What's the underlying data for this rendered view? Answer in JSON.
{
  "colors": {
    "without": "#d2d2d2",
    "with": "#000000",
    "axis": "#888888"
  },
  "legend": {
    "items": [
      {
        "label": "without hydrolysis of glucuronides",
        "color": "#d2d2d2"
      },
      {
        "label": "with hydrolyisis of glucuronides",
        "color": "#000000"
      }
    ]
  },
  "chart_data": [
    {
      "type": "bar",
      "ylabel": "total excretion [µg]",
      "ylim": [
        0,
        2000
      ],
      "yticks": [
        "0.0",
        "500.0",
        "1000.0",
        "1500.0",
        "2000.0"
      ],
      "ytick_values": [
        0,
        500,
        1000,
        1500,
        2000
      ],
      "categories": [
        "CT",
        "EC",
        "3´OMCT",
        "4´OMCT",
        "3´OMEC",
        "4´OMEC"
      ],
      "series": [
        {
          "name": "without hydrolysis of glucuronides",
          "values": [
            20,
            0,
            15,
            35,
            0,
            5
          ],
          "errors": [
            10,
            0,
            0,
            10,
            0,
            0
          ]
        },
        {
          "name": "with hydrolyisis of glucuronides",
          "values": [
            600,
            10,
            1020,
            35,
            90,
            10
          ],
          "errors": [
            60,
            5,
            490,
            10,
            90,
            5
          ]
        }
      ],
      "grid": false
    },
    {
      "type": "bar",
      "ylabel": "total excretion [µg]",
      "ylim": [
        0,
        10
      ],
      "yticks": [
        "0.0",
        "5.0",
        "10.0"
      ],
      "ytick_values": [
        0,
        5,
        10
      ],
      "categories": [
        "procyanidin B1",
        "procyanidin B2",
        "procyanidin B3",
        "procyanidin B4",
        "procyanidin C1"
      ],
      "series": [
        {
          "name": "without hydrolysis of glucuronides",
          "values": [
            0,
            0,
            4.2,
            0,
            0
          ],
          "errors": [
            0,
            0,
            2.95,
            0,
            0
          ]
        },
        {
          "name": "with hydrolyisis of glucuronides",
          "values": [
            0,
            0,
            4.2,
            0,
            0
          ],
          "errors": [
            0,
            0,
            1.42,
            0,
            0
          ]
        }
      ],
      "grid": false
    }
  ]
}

==================================================

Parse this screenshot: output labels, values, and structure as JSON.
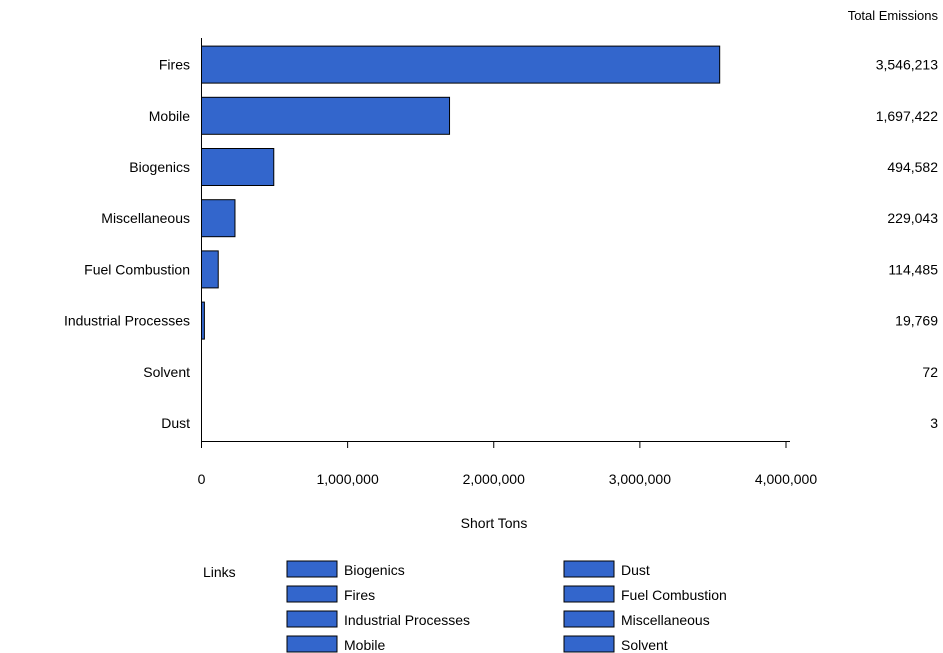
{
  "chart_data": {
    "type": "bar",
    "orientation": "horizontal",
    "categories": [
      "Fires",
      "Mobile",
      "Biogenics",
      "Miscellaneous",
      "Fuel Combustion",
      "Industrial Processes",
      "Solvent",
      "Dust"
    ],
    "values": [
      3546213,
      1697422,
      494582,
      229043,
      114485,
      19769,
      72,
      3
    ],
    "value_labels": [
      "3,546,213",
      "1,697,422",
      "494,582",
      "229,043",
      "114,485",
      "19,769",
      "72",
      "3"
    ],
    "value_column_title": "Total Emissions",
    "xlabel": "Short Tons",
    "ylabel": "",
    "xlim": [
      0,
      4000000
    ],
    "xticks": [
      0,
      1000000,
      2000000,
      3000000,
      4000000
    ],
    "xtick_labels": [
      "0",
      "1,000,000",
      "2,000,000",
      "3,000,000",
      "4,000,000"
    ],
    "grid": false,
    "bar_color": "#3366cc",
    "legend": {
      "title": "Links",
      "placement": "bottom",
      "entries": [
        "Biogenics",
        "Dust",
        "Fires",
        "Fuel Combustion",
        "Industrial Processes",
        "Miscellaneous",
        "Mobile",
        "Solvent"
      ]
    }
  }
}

==================================================

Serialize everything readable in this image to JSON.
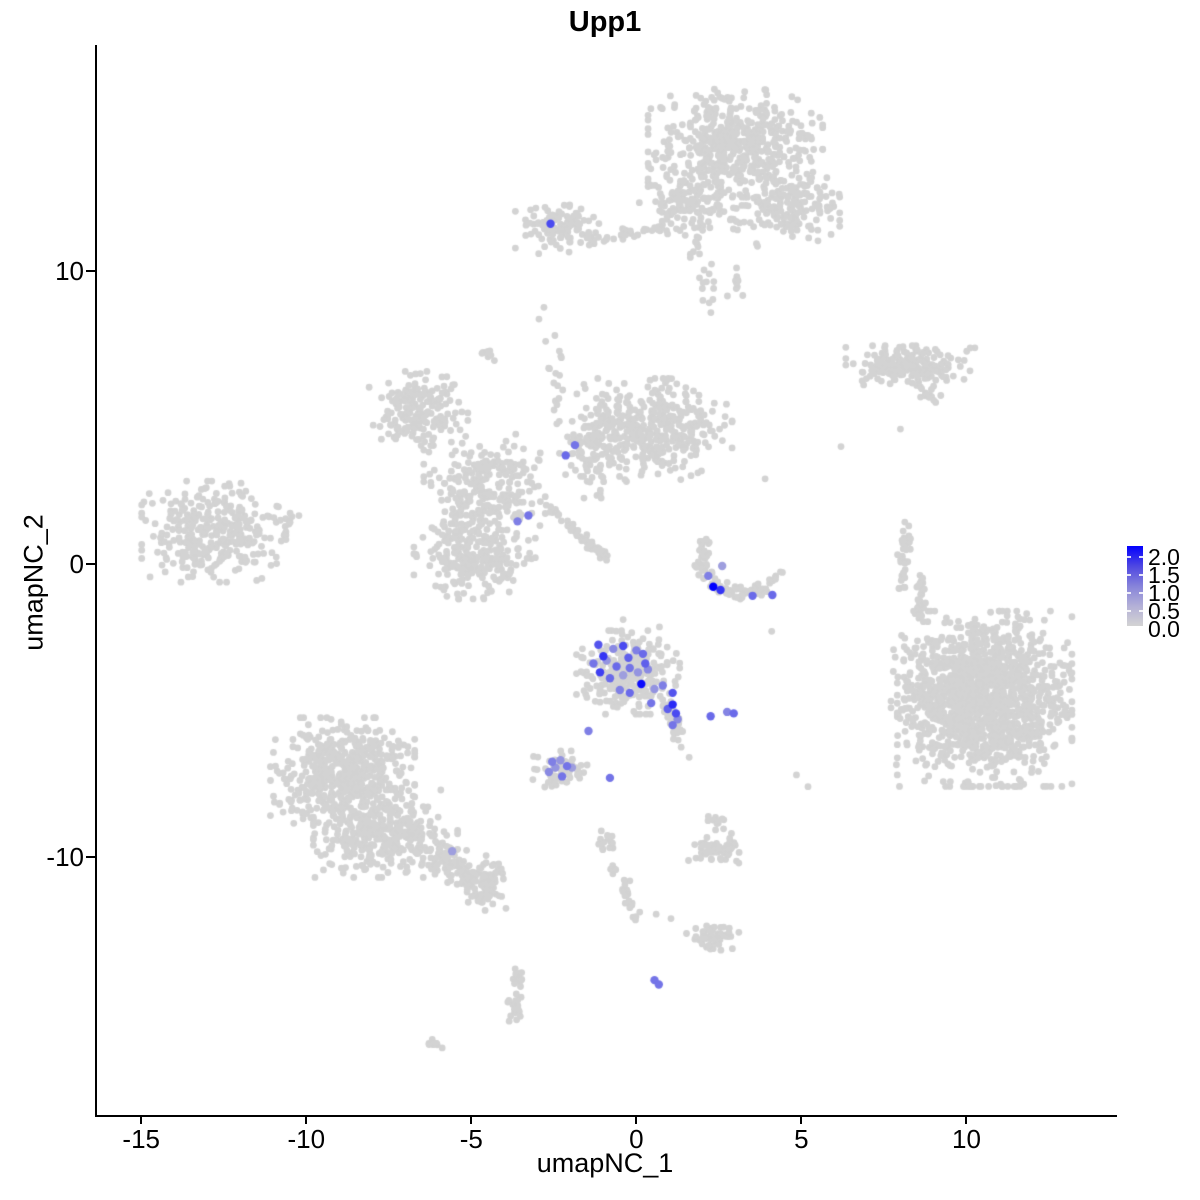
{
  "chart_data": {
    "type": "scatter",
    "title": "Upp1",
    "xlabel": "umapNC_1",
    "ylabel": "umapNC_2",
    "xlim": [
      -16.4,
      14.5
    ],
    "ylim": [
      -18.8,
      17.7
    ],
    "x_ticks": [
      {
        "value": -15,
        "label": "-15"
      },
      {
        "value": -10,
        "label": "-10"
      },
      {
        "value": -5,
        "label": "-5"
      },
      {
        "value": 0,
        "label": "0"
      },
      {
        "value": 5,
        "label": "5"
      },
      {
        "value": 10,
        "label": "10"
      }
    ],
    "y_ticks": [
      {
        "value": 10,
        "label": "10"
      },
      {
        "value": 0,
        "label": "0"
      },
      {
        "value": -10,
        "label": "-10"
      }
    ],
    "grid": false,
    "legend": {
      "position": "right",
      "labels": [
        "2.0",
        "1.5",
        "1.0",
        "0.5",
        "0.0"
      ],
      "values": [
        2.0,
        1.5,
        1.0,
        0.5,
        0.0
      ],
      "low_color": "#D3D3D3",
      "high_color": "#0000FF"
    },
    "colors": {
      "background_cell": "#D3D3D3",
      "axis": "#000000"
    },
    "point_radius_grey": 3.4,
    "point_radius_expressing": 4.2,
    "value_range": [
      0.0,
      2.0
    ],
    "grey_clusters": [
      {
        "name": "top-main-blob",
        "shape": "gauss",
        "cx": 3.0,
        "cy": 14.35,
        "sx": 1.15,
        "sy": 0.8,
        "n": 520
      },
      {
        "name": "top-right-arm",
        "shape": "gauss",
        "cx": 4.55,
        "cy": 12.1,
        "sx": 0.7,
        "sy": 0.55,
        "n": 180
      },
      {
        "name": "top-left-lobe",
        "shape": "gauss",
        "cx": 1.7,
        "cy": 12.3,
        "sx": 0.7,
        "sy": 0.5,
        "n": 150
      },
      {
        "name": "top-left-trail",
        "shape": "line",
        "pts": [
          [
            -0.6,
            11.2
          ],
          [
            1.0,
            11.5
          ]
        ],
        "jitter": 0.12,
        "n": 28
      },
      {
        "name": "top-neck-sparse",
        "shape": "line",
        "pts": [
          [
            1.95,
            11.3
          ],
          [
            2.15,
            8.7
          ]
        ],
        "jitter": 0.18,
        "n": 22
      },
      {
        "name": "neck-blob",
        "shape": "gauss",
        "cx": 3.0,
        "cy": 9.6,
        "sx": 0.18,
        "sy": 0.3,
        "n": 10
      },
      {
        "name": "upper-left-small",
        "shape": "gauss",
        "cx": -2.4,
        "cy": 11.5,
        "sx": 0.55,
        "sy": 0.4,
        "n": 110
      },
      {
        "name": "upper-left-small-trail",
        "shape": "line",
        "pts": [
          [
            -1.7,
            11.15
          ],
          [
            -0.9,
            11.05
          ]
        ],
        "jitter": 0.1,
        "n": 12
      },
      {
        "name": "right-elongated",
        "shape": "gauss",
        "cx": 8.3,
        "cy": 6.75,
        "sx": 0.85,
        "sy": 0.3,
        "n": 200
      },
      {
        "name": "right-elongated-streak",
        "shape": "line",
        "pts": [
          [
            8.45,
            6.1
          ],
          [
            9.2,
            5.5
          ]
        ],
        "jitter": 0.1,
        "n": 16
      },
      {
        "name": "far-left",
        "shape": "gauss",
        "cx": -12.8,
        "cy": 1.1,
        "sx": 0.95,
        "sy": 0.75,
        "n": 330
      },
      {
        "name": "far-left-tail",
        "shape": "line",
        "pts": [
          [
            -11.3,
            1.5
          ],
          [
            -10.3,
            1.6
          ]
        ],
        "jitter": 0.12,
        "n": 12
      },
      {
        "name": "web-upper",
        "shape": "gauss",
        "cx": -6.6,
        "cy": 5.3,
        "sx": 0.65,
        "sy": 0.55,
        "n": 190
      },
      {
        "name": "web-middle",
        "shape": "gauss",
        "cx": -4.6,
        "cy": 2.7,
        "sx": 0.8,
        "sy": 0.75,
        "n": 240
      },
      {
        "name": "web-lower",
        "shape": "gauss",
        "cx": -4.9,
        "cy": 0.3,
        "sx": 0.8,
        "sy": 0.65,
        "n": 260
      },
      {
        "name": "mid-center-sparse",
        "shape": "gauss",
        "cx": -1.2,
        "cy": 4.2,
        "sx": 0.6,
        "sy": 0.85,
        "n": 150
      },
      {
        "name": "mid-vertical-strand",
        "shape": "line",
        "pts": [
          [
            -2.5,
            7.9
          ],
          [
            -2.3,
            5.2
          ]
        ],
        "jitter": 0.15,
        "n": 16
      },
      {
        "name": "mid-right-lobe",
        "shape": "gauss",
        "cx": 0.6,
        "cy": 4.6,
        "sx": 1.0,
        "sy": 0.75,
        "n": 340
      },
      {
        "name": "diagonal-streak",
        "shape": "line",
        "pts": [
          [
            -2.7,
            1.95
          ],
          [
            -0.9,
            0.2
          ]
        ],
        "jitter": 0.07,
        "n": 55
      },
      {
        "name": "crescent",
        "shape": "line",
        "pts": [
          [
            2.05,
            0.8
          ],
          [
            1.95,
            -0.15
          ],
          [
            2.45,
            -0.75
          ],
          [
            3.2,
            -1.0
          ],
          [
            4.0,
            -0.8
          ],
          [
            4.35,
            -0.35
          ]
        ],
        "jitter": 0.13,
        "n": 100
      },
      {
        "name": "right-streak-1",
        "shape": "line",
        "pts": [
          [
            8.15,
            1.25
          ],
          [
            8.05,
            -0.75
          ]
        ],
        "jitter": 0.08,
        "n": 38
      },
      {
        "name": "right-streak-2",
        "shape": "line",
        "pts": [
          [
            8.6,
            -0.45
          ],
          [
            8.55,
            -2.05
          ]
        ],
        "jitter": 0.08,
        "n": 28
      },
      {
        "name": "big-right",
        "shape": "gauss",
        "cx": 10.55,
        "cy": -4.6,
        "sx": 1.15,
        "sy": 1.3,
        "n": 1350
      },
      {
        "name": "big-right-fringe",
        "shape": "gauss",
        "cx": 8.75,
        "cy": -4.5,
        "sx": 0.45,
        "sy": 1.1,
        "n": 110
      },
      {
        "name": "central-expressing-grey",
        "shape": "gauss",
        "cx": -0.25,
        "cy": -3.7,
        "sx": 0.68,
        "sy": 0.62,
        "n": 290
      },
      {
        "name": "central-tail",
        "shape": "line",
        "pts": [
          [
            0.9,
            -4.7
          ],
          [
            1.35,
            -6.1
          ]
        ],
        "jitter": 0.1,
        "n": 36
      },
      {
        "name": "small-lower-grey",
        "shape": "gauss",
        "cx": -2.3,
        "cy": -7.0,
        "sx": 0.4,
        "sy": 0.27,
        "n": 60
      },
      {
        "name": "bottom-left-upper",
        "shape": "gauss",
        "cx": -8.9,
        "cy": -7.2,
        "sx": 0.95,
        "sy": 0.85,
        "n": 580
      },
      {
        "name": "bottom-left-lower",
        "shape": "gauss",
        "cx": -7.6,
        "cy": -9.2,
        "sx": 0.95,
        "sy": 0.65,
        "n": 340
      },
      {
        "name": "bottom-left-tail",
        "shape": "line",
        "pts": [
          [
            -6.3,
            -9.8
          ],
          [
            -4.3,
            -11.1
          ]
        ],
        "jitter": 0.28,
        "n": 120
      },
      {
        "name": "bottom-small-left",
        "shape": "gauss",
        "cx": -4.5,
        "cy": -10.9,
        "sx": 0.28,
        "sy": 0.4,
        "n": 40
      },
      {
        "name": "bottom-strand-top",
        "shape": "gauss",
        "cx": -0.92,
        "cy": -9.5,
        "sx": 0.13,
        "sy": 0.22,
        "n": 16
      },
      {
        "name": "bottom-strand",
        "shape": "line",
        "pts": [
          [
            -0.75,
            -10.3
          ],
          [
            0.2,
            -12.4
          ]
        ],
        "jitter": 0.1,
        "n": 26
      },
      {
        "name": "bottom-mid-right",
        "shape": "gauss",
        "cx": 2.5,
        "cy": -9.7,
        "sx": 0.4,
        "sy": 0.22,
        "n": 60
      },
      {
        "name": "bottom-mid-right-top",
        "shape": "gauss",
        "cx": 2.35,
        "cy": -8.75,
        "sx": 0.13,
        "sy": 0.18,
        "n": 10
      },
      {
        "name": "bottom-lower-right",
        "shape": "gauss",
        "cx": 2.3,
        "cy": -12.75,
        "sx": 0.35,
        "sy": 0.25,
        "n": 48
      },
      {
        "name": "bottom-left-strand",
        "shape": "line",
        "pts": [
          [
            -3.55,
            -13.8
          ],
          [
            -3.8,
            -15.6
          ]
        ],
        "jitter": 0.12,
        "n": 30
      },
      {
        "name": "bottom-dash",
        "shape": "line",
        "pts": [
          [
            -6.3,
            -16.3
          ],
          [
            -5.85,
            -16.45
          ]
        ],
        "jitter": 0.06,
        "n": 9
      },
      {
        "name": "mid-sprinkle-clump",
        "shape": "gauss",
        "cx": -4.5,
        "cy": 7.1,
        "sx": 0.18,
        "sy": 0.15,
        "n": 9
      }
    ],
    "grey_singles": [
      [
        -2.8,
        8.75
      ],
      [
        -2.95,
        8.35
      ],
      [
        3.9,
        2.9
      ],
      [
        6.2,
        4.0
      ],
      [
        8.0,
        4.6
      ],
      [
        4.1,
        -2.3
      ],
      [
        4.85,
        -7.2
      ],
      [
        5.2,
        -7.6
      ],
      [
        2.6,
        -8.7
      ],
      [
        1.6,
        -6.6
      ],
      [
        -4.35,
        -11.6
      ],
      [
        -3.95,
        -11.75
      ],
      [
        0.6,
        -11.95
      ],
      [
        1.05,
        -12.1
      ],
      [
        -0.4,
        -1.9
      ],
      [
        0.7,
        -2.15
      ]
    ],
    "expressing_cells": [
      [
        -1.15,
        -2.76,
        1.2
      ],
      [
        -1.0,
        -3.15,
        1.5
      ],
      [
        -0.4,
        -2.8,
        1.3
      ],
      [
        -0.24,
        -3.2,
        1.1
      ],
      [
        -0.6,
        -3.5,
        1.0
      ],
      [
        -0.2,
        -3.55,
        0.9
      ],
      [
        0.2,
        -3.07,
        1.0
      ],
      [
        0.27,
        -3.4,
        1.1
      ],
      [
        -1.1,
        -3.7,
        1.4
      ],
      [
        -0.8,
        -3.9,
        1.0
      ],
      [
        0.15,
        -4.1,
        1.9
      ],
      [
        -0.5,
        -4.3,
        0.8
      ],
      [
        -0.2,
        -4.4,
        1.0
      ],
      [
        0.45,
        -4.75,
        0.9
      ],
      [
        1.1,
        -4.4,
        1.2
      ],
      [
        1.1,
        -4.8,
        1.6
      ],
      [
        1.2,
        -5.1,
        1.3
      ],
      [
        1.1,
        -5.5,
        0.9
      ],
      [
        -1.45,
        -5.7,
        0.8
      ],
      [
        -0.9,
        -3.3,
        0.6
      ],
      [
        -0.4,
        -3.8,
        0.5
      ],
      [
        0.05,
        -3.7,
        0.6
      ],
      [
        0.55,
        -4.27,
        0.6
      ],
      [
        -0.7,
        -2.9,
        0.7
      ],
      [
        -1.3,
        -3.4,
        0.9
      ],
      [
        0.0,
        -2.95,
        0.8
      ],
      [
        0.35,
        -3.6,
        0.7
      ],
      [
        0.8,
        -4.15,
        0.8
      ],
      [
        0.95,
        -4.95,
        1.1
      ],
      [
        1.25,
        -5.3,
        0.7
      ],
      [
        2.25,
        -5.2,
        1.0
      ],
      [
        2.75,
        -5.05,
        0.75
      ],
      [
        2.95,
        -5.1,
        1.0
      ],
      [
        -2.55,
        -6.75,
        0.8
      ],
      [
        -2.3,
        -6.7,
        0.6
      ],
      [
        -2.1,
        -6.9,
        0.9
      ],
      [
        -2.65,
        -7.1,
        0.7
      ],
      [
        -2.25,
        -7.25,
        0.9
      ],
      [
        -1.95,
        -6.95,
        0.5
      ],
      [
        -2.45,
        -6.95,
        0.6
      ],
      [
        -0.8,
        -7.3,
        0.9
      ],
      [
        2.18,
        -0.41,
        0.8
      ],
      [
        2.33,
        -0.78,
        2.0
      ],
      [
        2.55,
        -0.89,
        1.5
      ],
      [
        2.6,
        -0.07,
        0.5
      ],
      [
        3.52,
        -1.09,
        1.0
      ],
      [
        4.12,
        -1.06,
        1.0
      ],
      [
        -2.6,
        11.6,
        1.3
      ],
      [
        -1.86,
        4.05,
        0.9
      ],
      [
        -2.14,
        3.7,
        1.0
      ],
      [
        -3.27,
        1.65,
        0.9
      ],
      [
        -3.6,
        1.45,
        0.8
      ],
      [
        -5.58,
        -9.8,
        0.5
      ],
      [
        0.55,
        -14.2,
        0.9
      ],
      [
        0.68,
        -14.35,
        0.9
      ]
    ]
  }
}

==================================================

In the records above, find each line that holds the word "central"; copy all such lines.

        "name": "central-expressing-grey",
        "name": "central-tail",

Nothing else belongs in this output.